───── RECORDS SUPPLIED

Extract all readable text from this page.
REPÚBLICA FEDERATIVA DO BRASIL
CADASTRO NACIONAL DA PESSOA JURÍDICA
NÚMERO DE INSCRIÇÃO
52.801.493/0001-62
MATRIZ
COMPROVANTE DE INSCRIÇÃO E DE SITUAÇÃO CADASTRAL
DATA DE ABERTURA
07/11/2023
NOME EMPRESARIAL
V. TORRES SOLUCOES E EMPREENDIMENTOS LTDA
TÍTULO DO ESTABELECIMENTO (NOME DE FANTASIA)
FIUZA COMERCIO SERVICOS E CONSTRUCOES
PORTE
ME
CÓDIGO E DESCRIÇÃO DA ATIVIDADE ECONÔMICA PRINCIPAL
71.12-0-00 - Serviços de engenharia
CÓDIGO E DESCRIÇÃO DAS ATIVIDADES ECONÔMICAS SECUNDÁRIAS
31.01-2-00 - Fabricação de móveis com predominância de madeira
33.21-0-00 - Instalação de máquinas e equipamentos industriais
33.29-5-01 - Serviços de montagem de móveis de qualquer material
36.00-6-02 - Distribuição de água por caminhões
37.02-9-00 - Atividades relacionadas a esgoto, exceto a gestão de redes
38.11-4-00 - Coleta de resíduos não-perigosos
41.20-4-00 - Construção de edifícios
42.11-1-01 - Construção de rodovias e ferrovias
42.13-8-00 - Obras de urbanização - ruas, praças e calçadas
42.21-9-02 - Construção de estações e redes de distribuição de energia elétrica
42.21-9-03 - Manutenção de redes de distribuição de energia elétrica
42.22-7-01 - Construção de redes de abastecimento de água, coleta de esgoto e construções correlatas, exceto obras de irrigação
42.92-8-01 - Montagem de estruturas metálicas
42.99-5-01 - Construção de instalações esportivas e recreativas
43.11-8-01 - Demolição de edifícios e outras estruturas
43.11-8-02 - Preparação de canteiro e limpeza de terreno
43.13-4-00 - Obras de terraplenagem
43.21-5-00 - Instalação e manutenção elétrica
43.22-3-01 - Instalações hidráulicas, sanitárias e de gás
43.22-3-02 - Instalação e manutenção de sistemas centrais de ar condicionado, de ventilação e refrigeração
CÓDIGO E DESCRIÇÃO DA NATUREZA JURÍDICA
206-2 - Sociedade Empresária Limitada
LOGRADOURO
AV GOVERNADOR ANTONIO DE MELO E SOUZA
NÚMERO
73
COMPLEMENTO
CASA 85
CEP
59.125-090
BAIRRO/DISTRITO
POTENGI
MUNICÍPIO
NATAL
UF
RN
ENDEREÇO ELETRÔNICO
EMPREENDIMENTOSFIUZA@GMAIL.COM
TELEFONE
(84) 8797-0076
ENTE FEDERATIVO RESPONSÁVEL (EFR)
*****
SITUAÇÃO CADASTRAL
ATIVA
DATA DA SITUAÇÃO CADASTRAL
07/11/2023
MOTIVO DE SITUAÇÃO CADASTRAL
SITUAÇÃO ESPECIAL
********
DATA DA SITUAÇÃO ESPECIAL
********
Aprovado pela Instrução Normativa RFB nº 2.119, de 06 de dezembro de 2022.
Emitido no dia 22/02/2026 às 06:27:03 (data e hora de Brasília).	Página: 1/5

──────────

- _WHAT THIS TASK INVOLVES_
Gather each line of the records holding the string "Instalação".

- _ANSWER BELOW_
33.21-0-00 - Instalação de máquinas e equipamentos industriais
43.21-5-00 - Instalação e manutenção elétrica
43.22-3-02 - Instalação e manutenção de sistemas centrais de ar condicionado, de ventilação e refrigeração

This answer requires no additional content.